- [Problem statement]: Show all lines of the listing that hold the word "from".
* BEGIN *
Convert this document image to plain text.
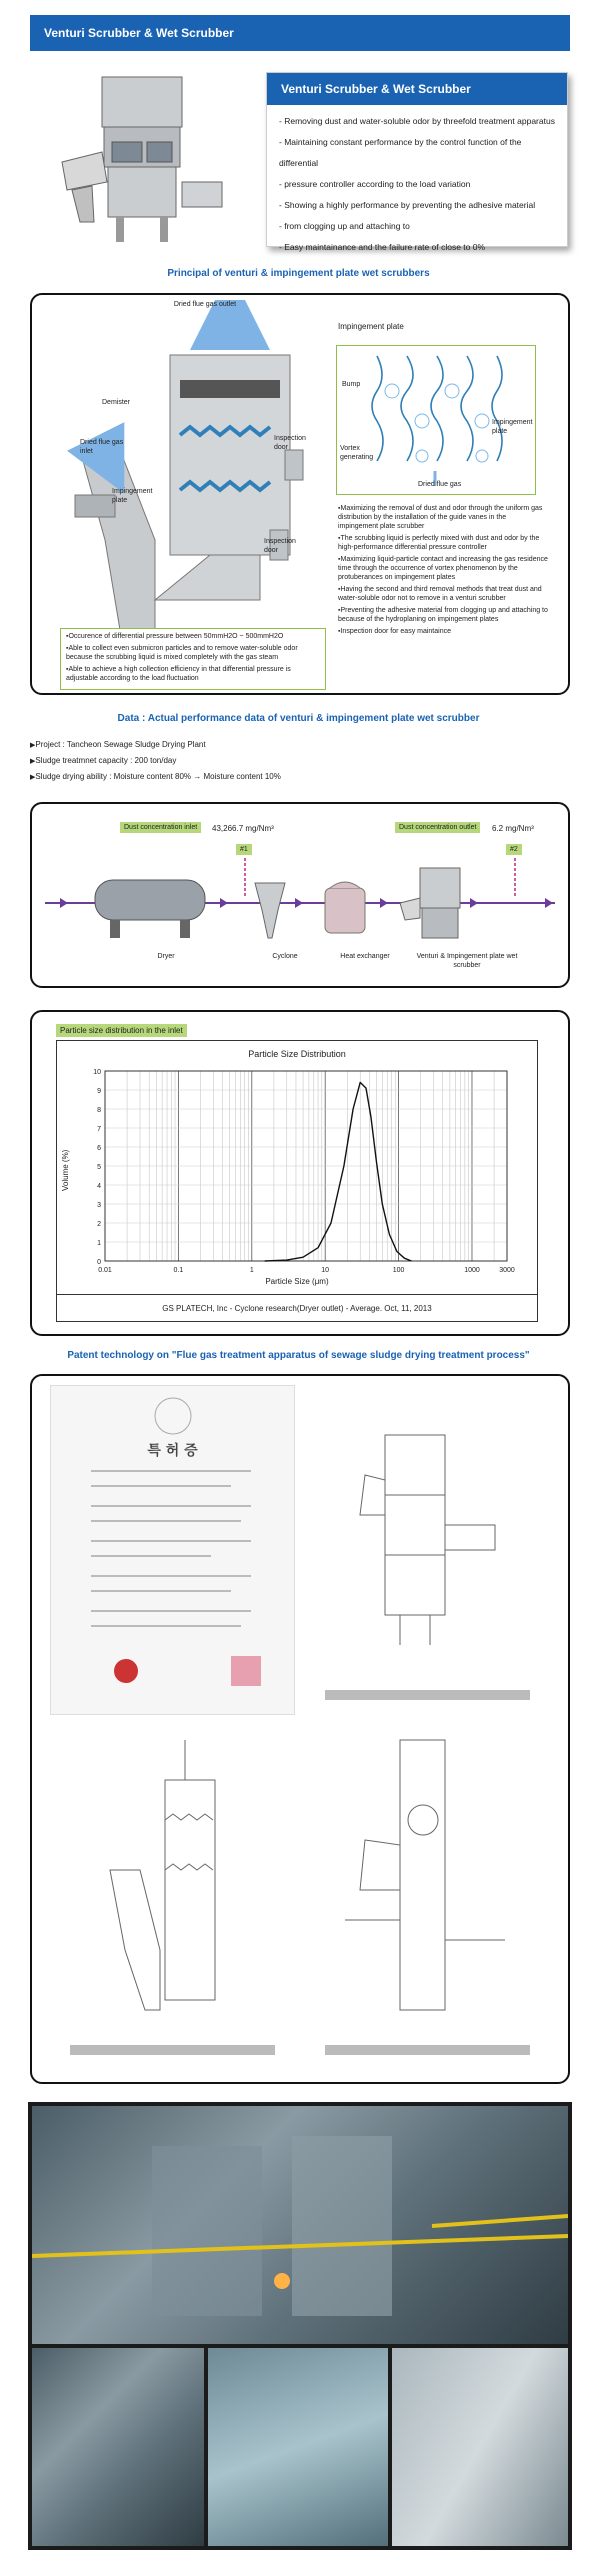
Venturi Scrubber & Wet Scrubber
Venturi Scrubber & Wet Scrubber
- Removing dust and water-soluble odor by threefold treatment apparatus
- Maintaining constant performance by the control function of the differential
- pressure controller according to the load variation
- Showing a highly performance by preventing the adhesive material
- from clogging up and attaching to
- Easy maintainance and the failure rate of close to 0%
Principal of venturi & impingement plate wet scrubbers
Dried flue gas outlet
Demister
Dried flue gas inlet
Impingement plate
Inspection door
Inspection door
Impingement plate
Bump
Impingement plate
Vortex generating
Dried flue gas
▪ Maximizing the removal of dust and odor through the uniform gas distribution by the installation of the guide vanes in the impingement plate scrubber
▪ The scrubbing liquid is perfectly mixed with dust and odor by the high-performance differential pressure controller
▪ Maximizing liquid-particle contact and increasing the gas residence time through the occurrence of vortex phenomenon by the protuberances on impingement plates
▪ Having the second and third removal methods that treat dust and water-soluble odor not to remove in a venturi scrubber
▪ Preventing the adhesive material from clogging up and attaching to because of the hydroplaning on impingement plates
▪ Inspection door for easy maintaince
▪ Occurence of differential pressure between 50mmH2O ~ 500mmH2O
▪ Able to collect even submicron particles and to remove water-soluble odor because the scrubbing liquid is mixed completely with the gas steam
▪ Able to achieve a high collection efficiency in that differential pressure is adjustable according to the load fluctuation
Data : Actual performance data of venturi & impingement plate wet scrubber
▶ Project : Tancheon Sewage Sludge Drying Plant
▶ Sludge treatmnet capacity : 200 ton/day
▶ Sludge drying ability : Moisture content 80% → Moisture content 10%
Dust concentration inlet	43,266.7 mg/Nm³	Dust concentration outlet	6.2 mg/Nm³
#1	#2
Dryer	Cyclone	Heat exchanger	Venturi & Impingement plate wet scrubber
Particle size distribution in the inlet
Particle Size Distribution
Volume (%)
0
1
2
3
4
5
6
7
8
9
10
0.01	0.1	1	10	100	1000	3000
Particle Size (μm)
GS PLATECH, Inc - Cyclone research(Dryer outlet) - Average. Oct, 11, 2013
Patent technology on "Flue gas treatment apparatus of sewage sludge drying treatment process"
특 허 증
* END *
- [Expected answer]:
- from clogging up and attaching to
▪ Preventing the adhesive material from clogging up and attaching to because of the hydroplaning on impingement plates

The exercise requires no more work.